-------- EXTRACTED MATERIAL
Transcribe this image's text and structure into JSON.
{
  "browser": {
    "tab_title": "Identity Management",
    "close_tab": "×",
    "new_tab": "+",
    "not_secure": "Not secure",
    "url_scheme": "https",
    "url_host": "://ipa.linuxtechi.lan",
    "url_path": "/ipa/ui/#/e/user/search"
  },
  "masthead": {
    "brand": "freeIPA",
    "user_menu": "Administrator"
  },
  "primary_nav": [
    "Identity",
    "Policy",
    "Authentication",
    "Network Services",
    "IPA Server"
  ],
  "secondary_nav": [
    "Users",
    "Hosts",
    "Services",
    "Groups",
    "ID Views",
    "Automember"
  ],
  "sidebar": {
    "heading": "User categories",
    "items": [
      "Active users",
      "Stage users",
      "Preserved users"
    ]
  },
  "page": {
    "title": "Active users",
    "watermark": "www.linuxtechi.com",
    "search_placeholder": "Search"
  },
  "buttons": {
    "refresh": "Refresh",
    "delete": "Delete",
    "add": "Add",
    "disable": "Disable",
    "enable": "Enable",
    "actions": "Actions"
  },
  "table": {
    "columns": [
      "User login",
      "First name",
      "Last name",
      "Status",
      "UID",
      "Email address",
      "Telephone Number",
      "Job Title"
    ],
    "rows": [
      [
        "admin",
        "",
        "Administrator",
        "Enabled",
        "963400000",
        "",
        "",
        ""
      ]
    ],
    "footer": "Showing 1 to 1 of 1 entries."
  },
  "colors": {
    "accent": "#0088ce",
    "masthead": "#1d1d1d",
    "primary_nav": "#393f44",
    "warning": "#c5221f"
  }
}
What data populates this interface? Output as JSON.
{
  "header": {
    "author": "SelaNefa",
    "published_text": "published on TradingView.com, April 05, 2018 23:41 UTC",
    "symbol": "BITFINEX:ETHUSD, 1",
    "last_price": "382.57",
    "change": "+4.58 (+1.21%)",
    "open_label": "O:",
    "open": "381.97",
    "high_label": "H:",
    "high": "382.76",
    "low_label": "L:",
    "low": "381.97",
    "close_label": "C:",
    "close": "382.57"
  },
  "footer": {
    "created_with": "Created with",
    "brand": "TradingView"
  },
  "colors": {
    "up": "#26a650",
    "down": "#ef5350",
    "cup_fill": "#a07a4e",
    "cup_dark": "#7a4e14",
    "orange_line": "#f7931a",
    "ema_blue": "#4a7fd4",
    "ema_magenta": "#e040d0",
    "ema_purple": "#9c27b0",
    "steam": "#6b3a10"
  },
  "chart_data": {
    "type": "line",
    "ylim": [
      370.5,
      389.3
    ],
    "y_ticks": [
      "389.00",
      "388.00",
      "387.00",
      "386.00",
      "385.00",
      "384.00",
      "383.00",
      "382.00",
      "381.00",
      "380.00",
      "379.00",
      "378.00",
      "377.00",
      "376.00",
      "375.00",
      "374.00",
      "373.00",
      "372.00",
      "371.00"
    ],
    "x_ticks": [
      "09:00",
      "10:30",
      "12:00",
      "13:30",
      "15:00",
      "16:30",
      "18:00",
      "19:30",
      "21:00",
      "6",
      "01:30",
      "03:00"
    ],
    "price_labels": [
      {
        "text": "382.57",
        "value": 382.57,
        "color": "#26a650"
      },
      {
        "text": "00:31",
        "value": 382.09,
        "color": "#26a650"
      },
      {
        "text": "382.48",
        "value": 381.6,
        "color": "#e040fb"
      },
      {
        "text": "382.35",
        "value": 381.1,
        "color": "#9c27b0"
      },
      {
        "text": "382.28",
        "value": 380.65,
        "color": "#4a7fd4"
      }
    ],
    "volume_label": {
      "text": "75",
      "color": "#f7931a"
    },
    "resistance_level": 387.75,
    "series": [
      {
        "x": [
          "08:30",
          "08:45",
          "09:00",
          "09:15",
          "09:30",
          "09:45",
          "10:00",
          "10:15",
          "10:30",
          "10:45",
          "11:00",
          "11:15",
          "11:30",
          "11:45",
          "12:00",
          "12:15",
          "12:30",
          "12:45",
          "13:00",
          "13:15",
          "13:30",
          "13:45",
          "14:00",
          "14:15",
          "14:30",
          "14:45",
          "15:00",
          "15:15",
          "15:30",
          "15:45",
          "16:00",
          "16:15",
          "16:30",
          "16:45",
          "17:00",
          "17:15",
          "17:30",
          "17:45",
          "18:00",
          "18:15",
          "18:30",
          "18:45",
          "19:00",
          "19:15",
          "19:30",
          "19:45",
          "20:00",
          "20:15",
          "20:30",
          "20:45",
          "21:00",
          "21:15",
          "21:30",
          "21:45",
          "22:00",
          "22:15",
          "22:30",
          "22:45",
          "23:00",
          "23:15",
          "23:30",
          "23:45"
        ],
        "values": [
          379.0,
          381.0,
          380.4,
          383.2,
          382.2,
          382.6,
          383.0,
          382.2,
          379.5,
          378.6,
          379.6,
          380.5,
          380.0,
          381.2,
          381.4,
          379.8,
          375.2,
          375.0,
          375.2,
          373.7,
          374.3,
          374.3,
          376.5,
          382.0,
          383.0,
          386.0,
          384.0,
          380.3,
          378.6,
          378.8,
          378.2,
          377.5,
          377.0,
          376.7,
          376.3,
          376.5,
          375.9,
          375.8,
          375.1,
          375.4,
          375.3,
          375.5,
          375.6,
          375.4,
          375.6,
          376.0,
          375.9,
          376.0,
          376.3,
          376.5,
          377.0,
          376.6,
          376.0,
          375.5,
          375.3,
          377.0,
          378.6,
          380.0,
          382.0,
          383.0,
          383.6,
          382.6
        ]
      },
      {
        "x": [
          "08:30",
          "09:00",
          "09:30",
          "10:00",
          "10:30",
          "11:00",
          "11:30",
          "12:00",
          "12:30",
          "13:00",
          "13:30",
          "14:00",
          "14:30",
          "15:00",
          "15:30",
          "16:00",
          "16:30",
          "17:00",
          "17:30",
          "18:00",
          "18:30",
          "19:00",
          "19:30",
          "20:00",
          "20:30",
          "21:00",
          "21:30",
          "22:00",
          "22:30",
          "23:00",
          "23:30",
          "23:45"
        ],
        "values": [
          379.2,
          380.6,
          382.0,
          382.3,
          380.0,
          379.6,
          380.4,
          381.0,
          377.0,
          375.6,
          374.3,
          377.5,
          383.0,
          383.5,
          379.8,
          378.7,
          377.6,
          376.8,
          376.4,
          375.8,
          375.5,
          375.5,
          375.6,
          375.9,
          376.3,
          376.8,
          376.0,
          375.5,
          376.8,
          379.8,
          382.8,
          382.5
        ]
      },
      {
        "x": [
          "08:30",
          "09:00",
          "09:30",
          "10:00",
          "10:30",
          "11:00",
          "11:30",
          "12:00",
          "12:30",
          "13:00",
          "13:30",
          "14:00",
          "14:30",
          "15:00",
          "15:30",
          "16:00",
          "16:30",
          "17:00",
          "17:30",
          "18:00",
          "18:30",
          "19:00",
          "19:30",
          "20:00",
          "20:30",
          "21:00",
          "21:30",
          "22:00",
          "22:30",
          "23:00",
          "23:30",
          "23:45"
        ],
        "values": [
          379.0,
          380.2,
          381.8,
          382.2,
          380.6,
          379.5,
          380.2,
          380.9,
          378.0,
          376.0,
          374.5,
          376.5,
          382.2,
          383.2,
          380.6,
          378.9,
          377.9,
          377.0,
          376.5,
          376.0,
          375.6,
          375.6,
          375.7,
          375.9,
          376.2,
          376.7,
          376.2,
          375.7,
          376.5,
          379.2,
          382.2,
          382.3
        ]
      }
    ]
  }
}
----------------
» **SET TASK**: Give back all the records exactly as they stand.

» **FINAL ANSWER**:
Transcribe this image's text and structure into JSON.
{
  "browser": {
    "tab_title": "Identity Management",
    "close_tab": "×",
    "new_tab": "+",
    "not_secure": "Not secure",
    "url_scheme": "https",
    "url_host": "://ipa.linuxtechi.lan",
    "url_path": "/ipa/ui/#/e/user/search"
  },
  "masthead": {
    "brand": "freeIPA",
    "user_menu": "Administrator"
  },
  "primary_nav": [
    "Identity",
    "Policy",
    "Authentication",
    "Network Services",
    "IPA Server"
  ],
  "secondary_nav": [
    "Users",
    "Hosts",
    "Services",
    "Groups",
    "ID Views",
    "Automember"
  ],
  "sidebar": {
    "heading": "User categories",
    "items": [
      "Active users",
      "Stage users",
      "Preserved users"
    ]
  },
  "page": {
    "title": "Active users",
    "watermark": "www.linuxtechi.com",
    "search_placeholder": "Search"
  },
  "buttons": {
    "refresh": "Refresh",
    "delete": "Delete",
    "add": "Add",
    "disable": "Disable",
    "enable": "Enable",
    "actions": "Actions"
  },
  "table": {
    "columns": [
      "User login",
      "First name",
      "Last name",
      "Status",
      "UID",
      "Email address",
      "Telephone Number",
      "Job Title"
    ],
    "rows": [
      [
        "admin",
        "",
        "Administrator",
        "Enabled",
        "963400000",
        "",
        "",
        ""
      ]
    ],
    "footer": "Showing 1 to 1 of 1 entries."
  },
  "colors": {
    "accent": "#0088ce",
    "masthead": "#1d1d1d",
    "primary_nav": "#393f44",
    "warning": "#c5221f"
  }
}
What data populates this interface? Output as JSON.
{
  "header": {
    "author": "SelaNefa",
    "published_text": "published on TradingView.com, April 05, 2018 23:41 UTC",
    "symbol": "BITFINEX:ETHUSD, 1",
    "last_price": "382.57",
    "change": "+4.58 (+1.21%)",
    "open_label": "O:",
    "open": "381.97",
    "high_label": "H:",
    "high": "382.76",
    "low_label": "L:",
    "low": "381.97",
    "close_label": "C:",
    "close": "382.57"
  },
  "footer": {
    "created_with": "Created with",
    "brand": "TradingView"
  },
  "colors": {
    "up": "#26a650",
    "down": "#ef5350",
    "cup_fill": "#a07a4e",
    "cup_dark": "#7a4e14",
    "orange_line": "#f7931a",
    "ema_blue": "#4a7fd4",
    "ema_magenta": "#e040d0",
    "ema_purple": "#9c27b0",
    "steam": "#6b3a10"
  },
  "chart_data": {
    "type": "line",
    "ylim": [
      370.5,
      389.3
    ],
    "y_ticks": [
      "389.00",
      "388.00",
      "387.00",
      "386.00",
      "385.00",
      "384.00",
      "383.00",
      "382.00",
      "381.00",
      "380.00",
      "379.00",
      "378.00",
      "377.00",
      "376.00",
      "375.00",
      "374.00",
      "373.00",
      "372.00",
      "371.00"
    ],
    "x_ticks": [
      "09:00",
      "10:30",
      "12:00",
      "13:30",
      "15:00",
      "16:30",
      "18:00",
      "19:30",
      "21:00",
      "6",
      "01:30",
      "03:00"
    ],
    "price_labels": [
      {
        "text": "382.57",
        "value": 382.57,
        "color": "#26a650"
      },
      {
        "text": "00:31",
        "value": 382.09,
        "color": "#26a650"
      },
      {
        "text": "382.48",
        "value": 381.6,
        "color": "#e040fb"
      },
      {
        "text": "382.35",
        "value": 381.1,
        "color": "#9c27b0"
      },
      {
        "text": "382.28",
        "value": 380.65,
        "color": "#4a7fd4"
      }
    ],
    "volume_label": {
      "text": "75",
      "color": "#f7931a"
    },
    "resistance_level": 387.75,
    "series": [
      {
        "x": [
          "08:30",
          "08:45",
          "09:00",
          "09:15",
          "09:30",
          "09:45",
          "10:00",
          "10:15",
          "10:30",
          "10:45",
          "11:00",
          "11:15",
          "11:30",
          "11:45",
          "12:00",
          "12:15",
          "12:30",
          "12:45",
          "13:00",
          "13:15",
          "13:30",
          "13:45",
          "14:00",
          "14:15",
          "14:30",
          "14:45",
          "15:00",
          "15:15",
          "15:30",
          "15:45",
          "16:00",
          "16:15",
          "16:30",
          "16:45",
          "17:00",
          "17:15",
          "17:30",
          "17:45",
          "18:00",
          "18:15",
          "18:30",
          "18:45",
          "19:00",
          "19:15",
          "19:30",
          "19:45",
          "20:00",
          "20:15",
          "20:30",
          "20:45",
          "21:00",
          "21:15",
          "21:30",
          "21:45",
          "22:00",
          "22:15",
          "22:30",
          "22:45",
          "23:00",
          "23:15",
          "23:30",
          "23:45"
        ],
        "values": [
          379.0,
          381.0,
          380.4,
          383.2,
          382.2,
          382.6,
          383.0,
          382.2,
          379.5,
          378.6,
          379.6,
          380.5,
          380.0,
          381.2,
          381.4,
          379.8,
          375.2,
          375.0,
          375.2,
          373.7,
          374.3,
          374.3,
          376.5,
          382.0,
          383.0,
          386.0,
          384.0,
          380.3,
          378.6,
          378.8,
          378.2,
          377.5,
          377.0,
          376.7,
          376.3,
          376.5,
          375.9,
          375.8,
          375.1,
          375.4,
          375.3,
          375.5,
          375.6,
          375.4,
          375.6,
          376.0,
          375.9,
          376.0,
          376.3,
          376.5,
          377.0,
          376.6,
          376.0,
          375.5,
          375.3,
          377.0,
          378.6,
          380.0,
          382.0,
          383.0,
          383.6,
          382.6
        ]
      },
      {
        "x": [
          "08:30",
          "09:00",
          "09:30",
          "10:00",
          "10:30",
          "11:00",
          "11:30",
          "12:00",
          "12:30",
          "13:00",
          "13:30",
          "14:00",
          "14:30",
          "15:00",
          "15:30",
          "16:00",
          "16:30",
          "17:00",
          "17:30",
          "18:00",
          "18:30",
          "19:00",
          "19:30",
          "20:00",
          "20:30",
          "21:00",
          "21:30",
          "22:00",
          "22:30",
          "23:00",
          "23:30",
          "23:45"
        ],
        "values": [
          379.2,
          380.6,
          382.0,
          382.3,
          380.0,
          379.6,
          380.4,
          381.0,
          377.0,
          375.6,
          374.3,
          377.5,
          383.0,
          383.5,
          379.8,
          378.7,
          377.6,
          376.8,
          376.4,
          375.8,
          375.5,
          375.5,
          375.6,
          375.9,
          376.3,
          376.8,
          376.0,
          375.5,
          376.8,
          379.8,
          382.8,
          382.5
        ]
      },
      {
        "x": [
          "08:30",
          "09:00",
          "09:30",
          "10:00",
          "10:30",
          "11:00",
          "11:30",
          "12:00",
          "12:30",
          "13:00",
          "13:30",
          "14:00",
          "14:30",
          "15:00",
          "15:30",
          "16:00",
          "16:30",
          "17:00",
          "17:30",
          "18:00",
          "18:30",
          "19:00",
          "19:30",
          "20:00",
          "20:30",
          "21:00",
          "21:30",
          "22:00",
          "22:30",
          "23:00",
          "23:30",
          "23:45"
        ],
        "values": [
          379.0,
          380.2,
          381.8,
          382.2,
          380.6,
          379.5,
          380.2,
          380.9,
          378.0,
          376.0,
          374.5,
          376.5,
          382.2,
          383.2,
          380.6,
          378.9,
          377.9,
          377.0,
          376.5,
          376.0,
          375.6,
          375.6,
          375.7,
          375.9,
          376.2,
          376.7,
          376.2,
          375.7,
          376.5,
          379.2,
          382.2,
          382.3
        ]
      }
    ]
  }
}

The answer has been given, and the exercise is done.